§ Exercise goal
Write out every line of the material as it stands, apart from the pictures.

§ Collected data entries

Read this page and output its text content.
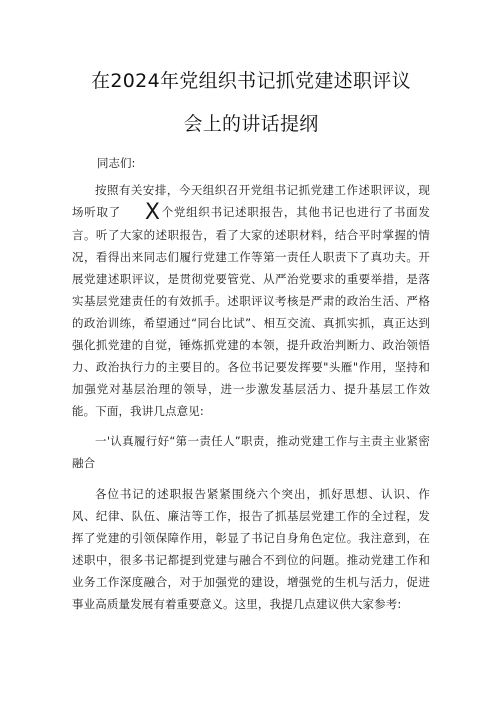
在2024年党组织书记抓党建述职评议
会上的讲话提纲

同志们:

按照有关安排，今天组织召开党组书记抓党建工作述职评议，现场听取了 X个党组织书记述职报告，其他书记也进行了书面发言。听了大家的述职报告，看了大家的述职材料，结合平时掌握的情况，看得出来同志们履行党建工作等第一责任人职责下了真功夫。开展党建述职评议，是贯彻党要管党、从严治党要求的重要举措，是落实基层党建责任的有效抓手。述职评议考核是严肃的政治生活、严格的政治训练，希望通过“同台比试”、相互交流、真抓实抓，真正达到强化抓党建的自觉，锤炼抓党建的本领，提升政治判断力、政治领悟力、政治执行力的主要目的。各位书记要发挥要"头雁"作用，坚持和加强党对基层治理的领导，进一步激发基层活力、提升基层工作效能。下面，我讲几点意见:

一'认真履行好“第一责任人”职责，推动党建工作与主责主业紧密融合

各位书记的述职报告紧紧围绕六个突出，抓好思想、认识、作风、纪律、队伍、廉洁等工作，报告了抓基层党建工作的全过程，发挥了党建的引领保障作用，彰显了书记自身角色定位。我注意到，在述职中，很多书记都提到党建与融合不到位的问题。推动党建工作和业务工作深度融合，对于加强党的建设，增强党的生机与活力，促进事业高质量发展有着重要意义。这里，我提几点建议供大家参考:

§ Exercise response
Read this page and output its text content.
在2024年党组织书记抓党建述职评议
会上的讲话提纲

同志们:

按照有关安排，今天组织召开党组书记抓党建工作述职评议，现场听取了 X个党组织书记述职报告，其他书记也进行了书面发言。听了大家的述职报告，看了大家的述职材料，结合平时掌握的情况，看得出来同志们履行党建工作等第一责任人职责下了真功夫。开展党建述职评议，是贯彻党要管党、从严治党要求的重要举措，是落实基层党建责任的有效抓手。述职评议考核是严肃的政治生活、严格的政治训练，希望通过“同台比试”、相互交流、真抓实抓，真正达到强化抓党建的自觉，锤炼抓党建的本领，提升政治判断力、政治领悟力、政治执行力的主要目的。各位书记要发挥要"头雁"作用，坚持和加强党对基层治理的领导，进一步激发基层活力、提升基层工作效能。下面，我讲几点意见:

一'认真履行好“第一责任人”职责，推动党建工作与主责主业紧密融合

各位书记的述职报告紧紧围绕六个突出，抓好思想、认识、作风、纪律、队伍、廉洁等工作，报告了抓基层党建工作的全过程，发挥了党建的引领保障作用，彰显了书记自身角色定位。我注意到，在述职中，很多书记都提到党建与融合不到位的问题。推动党建工作和业务工作深度融合，对于加强党的建设，增强党的生机与活力，促进事业高质量发展有着重要意义。这里，我提几点建议供大家参考:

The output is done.